> _TASK DETAILS_: For this exercise, repeat all of the material verbatim apart from its images.

> _WORKING DATA_:

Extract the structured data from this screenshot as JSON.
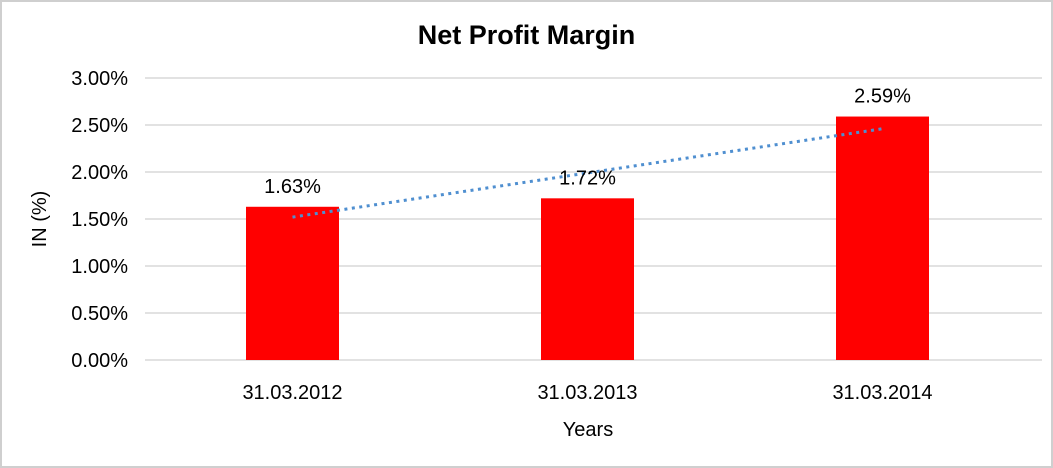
{
  "chart_data": {
    "type": "bar",
    "title": "Net Profit Margin",
    "xlabel": "Years",
    "ylabel": "IN (%)",
    "categories": [
      "31.03.2012",
      "31.03.2013",
      "31.03.2014"
    ],
    "values": [
      1.63,
      1.72,
      2.59
    ],
    "data_labels": [
      "1.63%",
      "1.72%",
      "2.59%"
    ],
    "ytick_labels": [
      "0.00%",
      "0.50%",
      "1.00%",
      "1.50%",
      "2.00%",
      "2.50%",
      "3.00%"
    ],
    "ytick_step": 0.5,
    "ylim": [
      0,
      3
    ],
    "grid": true,
    "legend": "none",
    "bar_color": "#ff0000",
    "gridline_color": "#d9d9d9",
    "text_color": "#000000",
    "background_color": "#ffffff",
    "border_color": "#cfcfcf",
    "trendline": {
      "style": "dotted",
      "color": "#4f8fd0",
      "start": {
        "category_index": 0,
        "value": 1.52
      },
      "end": {
        "category_index": 2,
        "value": 2.46
      }
    }
  }
}
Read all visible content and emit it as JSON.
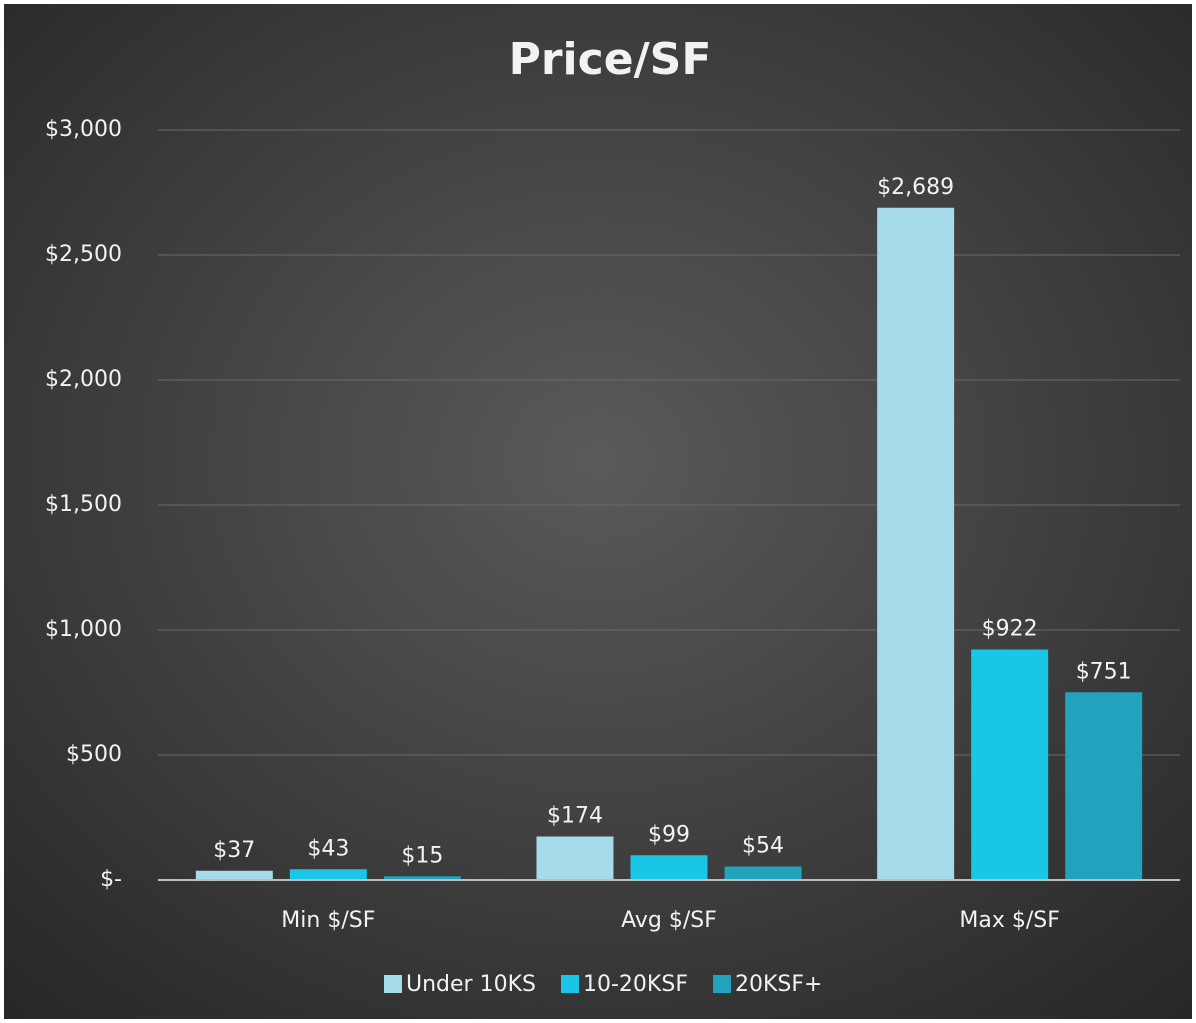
{
  "chart_data": {
    "type": "bar",
    "title": "Price/SF",
    "categories": [
      "Min $/SF",
      "Avg $/SF",
      "Max $/SF"
    ],
    "series": [
      {
        "name": "Under 10KS",
        "color": "#a6dbea",
        "values": [
          37,
          174,
          2689
        ],
        "value_labels": [
          "$37",
          "$174",
          "$2,689"
        ]
      },
      {
        "name": "10-20KSF",
        "color": "#1ac6e6",
        "values": [
          43,
          99,
          922
        ],
        "value_labels": [
          "$43",
          "$99",
          "$922"
        ]
      },
      {
        "name": "20KSF+",
        "color": "#22a3bd",
        "values": [
          15,
          54,
          751
        ],
        "value_labels": [
          "$15",
          "$54",
          "$751"
        ]
      }
    ],
    "ylim": [
      0,
      3000
    ],
    "yticks": [
      {
        "value": 0,
        "label": "$-"
      },
      {
        "value": 500,
        "label": "$500"
      },
      {
        "value": 1000,
        "label": "$1,000"
      },
      {
        "value": 1500,
        "label": "$1,500"
      },
      {
        "value": 2000,
        "label": "$2,000"
      },
      {
        "value": 2500,
        "label": "$2,500"
      },
      {
        "value": 3000,
        "label": "$3,000"
      }
    ],
    "grid": true,
    "legend": "bottom"
  }
}
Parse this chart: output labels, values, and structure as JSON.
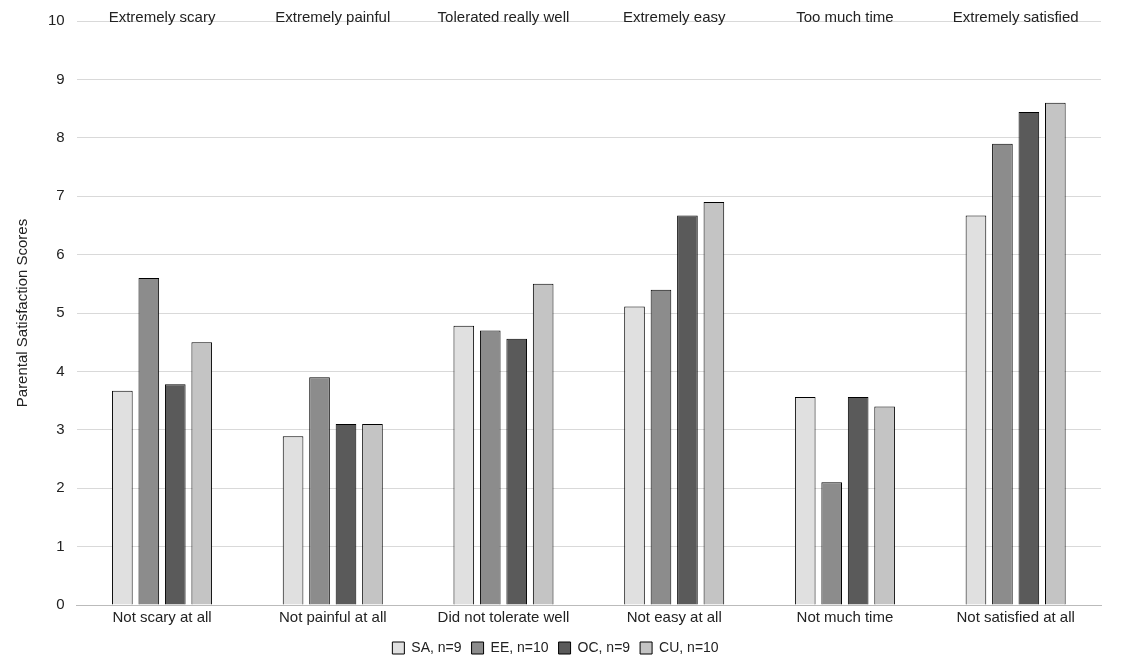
{
  "chart_data": {
    "type": "bar",
    "ylabel": "Parental Satisfaction Scores",
    "categories": [
      "Not scary at all",
      "Not painful at all",
      "Did not tolerate well",
      "Not easy at all",
      "Not much time",
      "Not satisfied at all"
    ],
    "series": [
      {
        "name": "SA, n=9",
        "color": "#e0e0e0",
        "values": [
          3.67,
          2.89,
          4.78,
          5.11,
          3.56,
          6.67
        ]
      },
      {
        "name": "EE, n=10",
        "color": "#8c8c8c",
        "values": [
          5.6,
          3.9,
          4.7,
          5.4,
          2.1,
          7.9
        ]
      },
      {
        "name": "OC, n=9",
        "color": "#5a5a5a",
        "values": [
          3.78,
          3.1,
          4.56,
          6.67,
          3.56,
          8.44
        ]
      },
      {
        "name": "CU, n=10",
        "color": "#c4c4c4",
        "values": [
          4.5,
          3.1,
          5.5,
          6.9,
          3.4,
          8.6
        ]
      }
    ],
    "annotations": [
      "Extremely scary",
      "Extremely painful",
      "Tolerated really well",
      "Extremely easy",
      "Too much time",
      "Extremely satisfied"
    ],
    "ylim": [
      0,
      10
    ],
    "yticks": [
      0,
      1,
      2,
      3,
      4,
      5,
      6,
      7,
      8,
      9,
      10
    ],
    "grid": "y",
    "legend": "bottom"
  }
}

> _REPLY TO THE TASK_:
Extract the structured data from this screenshot as JSON.
{
  "chart_data": {
    "type": "bar",
    "title": "Net Profit Margin",
    "xlabel": "Years",
    "ylabel": "IN (%)",
    "categories": [
      "31.03.2012",
      "31.03.2013",
      "31.03.2014"
    ],
    "values": [
      1.63,
      1.72,
      2.59
    ],
    "data_labels": [
      "1.63%",
      "1.72%",
      "2.59%"
    ],
    "ytick_labels": [
      "0.00%",
      "0.50%",
      "1.00%",
      "1.50%",
      "2.00%",
      "2.50%",
      "3.00%"
    ],
    "ytick_step": 0.5,
    "ylim": [
      0,
      3
    ],
    "grid": true,
    "legend": "none",
    "bar_color": "#ff0000",
    "gridline_color": "#d9d9d9",
    "text_color": "#000000",
    "background_color": "#ffffff",
    "border_color": "#cfcfcf",
    "trendline": {
      "style": "dotted",
      "color": "#4f8fd0",
      "start": {
        "category_index": 0,
        "value": 1.52
      },
      "end": {
        "category_index": 2,
        "value": 2.46
      }
    }
  }
}
Read all visible content and emit it as JSON.
{
  "chart_data": {
    "type": "bar",
    "title": "Price/SF",
    "categories": [
      "Min $/SF",
      "Avg $/SF",
      "Max $/SF"
    ],
    "series": [
      {
        "name": "Under 10KS",
        "color": "#a6dbea",
        "values": [
          37,
          174,
          2689
        ],
        "value_labels": [
          "$37",
          "$174",
          "$2,689"
        ]
      },
      {
        "name": "10-20KSF",
        "color": "#1ac6e6",
        "values": [
          43,
          99,
          922
        ],
        "value_labels": [
          "$43",
          "$99",
          "$922"
        ]
      },
      {
        "name": "20KSF+",
        "color": "#22a3bd",
        "values": [
          15,
          54,
          751
        ],
        "value_labels": [
          "$15",
          "$54",
          "$751"
        ]
      }
    ],
    "ylim": [
      0,
      3000
    ],
    "yticks": [
      {
        "value": 0,
        "label": "$-"
      },
      {
        "value": 500,
        "label": "$500"
      },
      {
        "value": 1000,
        "label": "$1,000"
      },
      {
        "value": 1500,
        "label": "$1,500"
      },
      {
        "value": 2000,
        "label": "$2,000"
      },
      {
        "value": 2500,
        "label": "$2,500"
      },
      {
        "value": 3000,
        "label": "$3,000"
      }
    ],
    "grid": true,
    "legend": "bottom"
  }
}
Parse this chart: output labels, values, and structure as JSON.
{
  "chart_data": {
    "type": "bar",
    "ylabel": "Parental Satisfaction Scores",
    "categories": [
      "Not scary at all",
      "Not painful at all",
      "Did not tolerate well",
      "Not easy at all",
      "Not much time",
      "Not satisfied at all"
    ],
    "series": [
      {
        "name": "SA, n=9",
        "color": "#e0e0e0",
        "values": [
          3.67,
          2.89,
          4.78,
          5.11,
          3.56,
          6.67
        ]
      },
      {
        "name": "EE, n=10",
        "color": "#8c8c8c",
        "values": [
          5.6,
          3.9,
          4.7,
          5.4,
          2.1,
          7.9
        ]
      },
      {
        "name": "OC, n=9",
        "color": "#5a5a5a",
        "values": [
          3.78,
          3.1,
          4.56,
          6.67,
          3.56,
          8.44
        ]
      },
      {
        "name": "CU, n=10",
        "color": "#c4c4c4",
        "values": [
          4.5,
          3.1,
          5.5,
          6.9,
          3.4,
          8.6
        ]
      }
    ],
    "annotations": [
      "Extremely scary",
      "Extremely painful",
      "Tolerated really well",
      "Extremely easy",
      "Too much time",
      "Extremely satisfied"
    ],
    "ylim": [
      0,
      10
    ],
    "yticks": [
      0,
      1,
      2,
      3,
      4,
      5,
      6,
      7,
      8,
      9,
      10
    ],
    "grid": "y",
    "legend": "bottom"
  }
}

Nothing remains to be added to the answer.